* What is being asked
Which lines hold the string "JSON"? Copy every one of them.

Entries from a dataset:
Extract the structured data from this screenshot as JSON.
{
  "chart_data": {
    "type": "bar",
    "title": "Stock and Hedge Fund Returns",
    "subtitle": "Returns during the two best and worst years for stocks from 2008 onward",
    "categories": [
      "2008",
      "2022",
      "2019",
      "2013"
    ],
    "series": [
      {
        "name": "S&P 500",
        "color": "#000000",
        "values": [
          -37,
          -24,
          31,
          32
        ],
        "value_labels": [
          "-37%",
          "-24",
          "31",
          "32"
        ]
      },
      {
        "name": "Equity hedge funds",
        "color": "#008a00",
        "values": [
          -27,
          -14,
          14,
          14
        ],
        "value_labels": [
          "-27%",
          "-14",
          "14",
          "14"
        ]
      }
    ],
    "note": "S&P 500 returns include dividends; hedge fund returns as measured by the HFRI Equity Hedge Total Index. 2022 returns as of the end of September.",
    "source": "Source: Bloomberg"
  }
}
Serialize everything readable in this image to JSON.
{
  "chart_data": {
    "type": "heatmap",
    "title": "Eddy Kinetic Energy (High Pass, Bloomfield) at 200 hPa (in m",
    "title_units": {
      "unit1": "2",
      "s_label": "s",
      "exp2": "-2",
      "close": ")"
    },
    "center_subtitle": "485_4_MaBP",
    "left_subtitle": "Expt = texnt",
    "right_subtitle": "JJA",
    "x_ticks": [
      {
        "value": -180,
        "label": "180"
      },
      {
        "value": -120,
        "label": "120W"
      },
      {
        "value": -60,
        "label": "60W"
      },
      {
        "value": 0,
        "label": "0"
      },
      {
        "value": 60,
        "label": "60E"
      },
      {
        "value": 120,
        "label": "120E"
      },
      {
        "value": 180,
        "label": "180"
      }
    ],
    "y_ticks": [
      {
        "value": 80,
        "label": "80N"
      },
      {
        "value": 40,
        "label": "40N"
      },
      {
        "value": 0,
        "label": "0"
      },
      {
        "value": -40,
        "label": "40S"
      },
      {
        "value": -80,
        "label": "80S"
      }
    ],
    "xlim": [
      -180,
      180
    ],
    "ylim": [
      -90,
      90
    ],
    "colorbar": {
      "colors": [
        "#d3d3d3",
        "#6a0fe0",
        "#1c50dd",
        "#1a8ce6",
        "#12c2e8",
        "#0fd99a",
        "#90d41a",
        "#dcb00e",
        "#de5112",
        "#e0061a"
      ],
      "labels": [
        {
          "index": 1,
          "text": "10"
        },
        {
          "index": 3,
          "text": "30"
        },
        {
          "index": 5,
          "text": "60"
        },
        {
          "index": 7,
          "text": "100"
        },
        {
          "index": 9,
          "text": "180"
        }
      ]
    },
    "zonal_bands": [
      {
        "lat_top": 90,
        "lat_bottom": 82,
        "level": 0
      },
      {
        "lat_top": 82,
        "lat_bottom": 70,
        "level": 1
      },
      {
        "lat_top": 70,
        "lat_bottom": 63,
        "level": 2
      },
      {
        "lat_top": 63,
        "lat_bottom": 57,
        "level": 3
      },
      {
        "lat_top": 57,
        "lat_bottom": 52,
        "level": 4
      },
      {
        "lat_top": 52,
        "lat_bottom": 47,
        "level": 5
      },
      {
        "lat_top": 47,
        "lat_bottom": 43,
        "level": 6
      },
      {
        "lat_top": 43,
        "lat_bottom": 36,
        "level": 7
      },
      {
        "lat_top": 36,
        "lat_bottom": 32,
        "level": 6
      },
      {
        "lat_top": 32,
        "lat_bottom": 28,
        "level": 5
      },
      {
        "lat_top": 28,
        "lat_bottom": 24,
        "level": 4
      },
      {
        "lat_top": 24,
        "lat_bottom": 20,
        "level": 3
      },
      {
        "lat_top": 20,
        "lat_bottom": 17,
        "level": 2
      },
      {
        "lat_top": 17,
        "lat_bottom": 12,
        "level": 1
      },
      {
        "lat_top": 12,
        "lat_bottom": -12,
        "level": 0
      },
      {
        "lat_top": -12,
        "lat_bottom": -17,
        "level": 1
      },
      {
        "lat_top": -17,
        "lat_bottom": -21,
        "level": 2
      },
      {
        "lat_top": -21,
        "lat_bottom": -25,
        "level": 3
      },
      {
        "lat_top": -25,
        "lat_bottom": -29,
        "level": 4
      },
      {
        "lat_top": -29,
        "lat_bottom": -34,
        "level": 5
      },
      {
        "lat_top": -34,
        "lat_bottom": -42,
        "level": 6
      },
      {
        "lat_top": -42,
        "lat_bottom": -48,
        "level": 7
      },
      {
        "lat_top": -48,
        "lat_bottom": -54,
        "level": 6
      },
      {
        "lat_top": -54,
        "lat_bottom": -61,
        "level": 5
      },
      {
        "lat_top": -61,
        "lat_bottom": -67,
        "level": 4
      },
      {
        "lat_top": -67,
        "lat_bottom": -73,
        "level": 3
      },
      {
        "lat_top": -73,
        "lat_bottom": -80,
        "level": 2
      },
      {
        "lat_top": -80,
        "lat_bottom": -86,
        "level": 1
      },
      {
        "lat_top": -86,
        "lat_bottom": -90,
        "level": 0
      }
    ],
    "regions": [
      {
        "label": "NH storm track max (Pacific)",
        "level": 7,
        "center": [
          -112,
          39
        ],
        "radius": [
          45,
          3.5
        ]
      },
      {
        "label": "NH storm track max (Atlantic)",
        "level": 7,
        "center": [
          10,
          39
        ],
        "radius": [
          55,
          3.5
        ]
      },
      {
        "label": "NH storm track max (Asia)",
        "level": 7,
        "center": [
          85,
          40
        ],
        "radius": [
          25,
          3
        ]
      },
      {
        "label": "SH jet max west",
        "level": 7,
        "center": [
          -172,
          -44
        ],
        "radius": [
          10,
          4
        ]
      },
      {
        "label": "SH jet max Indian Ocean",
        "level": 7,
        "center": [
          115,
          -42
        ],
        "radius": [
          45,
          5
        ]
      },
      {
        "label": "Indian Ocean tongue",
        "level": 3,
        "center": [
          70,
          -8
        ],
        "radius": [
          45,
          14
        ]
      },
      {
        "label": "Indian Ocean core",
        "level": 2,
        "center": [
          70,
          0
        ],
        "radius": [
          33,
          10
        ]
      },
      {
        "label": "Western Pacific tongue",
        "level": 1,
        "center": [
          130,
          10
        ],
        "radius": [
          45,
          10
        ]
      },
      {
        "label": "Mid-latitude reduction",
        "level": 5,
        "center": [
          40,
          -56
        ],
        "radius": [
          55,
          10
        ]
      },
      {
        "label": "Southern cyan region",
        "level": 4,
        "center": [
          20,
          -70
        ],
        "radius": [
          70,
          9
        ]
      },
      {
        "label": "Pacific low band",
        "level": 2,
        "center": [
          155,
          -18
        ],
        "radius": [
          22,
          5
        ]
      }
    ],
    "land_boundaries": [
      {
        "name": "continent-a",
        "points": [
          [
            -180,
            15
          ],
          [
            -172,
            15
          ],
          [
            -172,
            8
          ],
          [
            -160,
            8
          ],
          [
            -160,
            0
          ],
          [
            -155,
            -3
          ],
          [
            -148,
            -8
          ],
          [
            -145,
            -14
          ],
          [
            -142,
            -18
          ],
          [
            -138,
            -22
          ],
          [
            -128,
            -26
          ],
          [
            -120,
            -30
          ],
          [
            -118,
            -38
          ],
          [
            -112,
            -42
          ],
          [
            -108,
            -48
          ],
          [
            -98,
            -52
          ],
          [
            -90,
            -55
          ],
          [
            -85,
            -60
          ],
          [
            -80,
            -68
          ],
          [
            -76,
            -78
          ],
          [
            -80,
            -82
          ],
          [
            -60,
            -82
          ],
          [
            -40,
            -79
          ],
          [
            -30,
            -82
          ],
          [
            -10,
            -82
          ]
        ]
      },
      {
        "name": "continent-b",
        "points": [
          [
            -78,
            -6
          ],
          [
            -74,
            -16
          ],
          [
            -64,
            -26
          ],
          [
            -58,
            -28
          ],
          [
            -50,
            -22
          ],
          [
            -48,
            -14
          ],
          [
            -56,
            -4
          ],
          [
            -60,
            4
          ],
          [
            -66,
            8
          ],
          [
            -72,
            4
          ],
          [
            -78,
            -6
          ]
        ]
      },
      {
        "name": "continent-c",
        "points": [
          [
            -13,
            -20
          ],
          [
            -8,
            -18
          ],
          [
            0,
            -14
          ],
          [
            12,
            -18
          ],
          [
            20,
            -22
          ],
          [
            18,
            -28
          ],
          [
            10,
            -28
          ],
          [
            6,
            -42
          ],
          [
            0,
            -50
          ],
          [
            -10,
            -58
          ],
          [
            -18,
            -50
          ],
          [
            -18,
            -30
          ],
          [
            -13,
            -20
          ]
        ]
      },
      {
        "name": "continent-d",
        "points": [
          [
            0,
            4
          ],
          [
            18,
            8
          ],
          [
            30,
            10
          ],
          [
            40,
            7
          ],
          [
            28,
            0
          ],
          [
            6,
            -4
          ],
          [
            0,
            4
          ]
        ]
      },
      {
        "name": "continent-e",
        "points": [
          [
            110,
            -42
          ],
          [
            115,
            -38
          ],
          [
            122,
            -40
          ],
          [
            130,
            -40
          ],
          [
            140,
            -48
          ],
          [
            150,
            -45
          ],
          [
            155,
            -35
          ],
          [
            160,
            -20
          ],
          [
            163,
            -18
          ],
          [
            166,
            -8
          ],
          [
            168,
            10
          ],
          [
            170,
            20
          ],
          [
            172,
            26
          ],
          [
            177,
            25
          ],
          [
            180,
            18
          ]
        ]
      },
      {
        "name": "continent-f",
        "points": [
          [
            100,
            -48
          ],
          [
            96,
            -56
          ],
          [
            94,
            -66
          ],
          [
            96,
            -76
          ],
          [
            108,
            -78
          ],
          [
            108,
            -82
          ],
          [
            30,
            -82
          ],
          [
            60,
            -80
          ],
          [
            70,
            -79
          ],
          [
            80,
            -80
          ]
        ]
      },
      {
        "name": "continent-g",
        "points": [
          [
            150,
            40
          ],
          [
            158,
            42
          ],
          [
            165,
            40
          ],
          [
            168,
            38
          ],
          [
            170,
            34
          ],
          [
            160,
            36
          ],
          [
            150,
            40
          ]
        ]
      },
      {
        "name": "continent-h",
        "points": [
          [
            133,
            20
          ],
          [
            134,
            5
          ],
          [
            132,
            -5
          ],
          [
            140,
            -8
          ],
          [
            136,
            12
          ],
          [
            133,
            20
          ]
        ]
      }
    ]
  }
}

* Result of this task
Extract the structured data from this screenshot as JSON.
Serialize everything readable in this image to JSON.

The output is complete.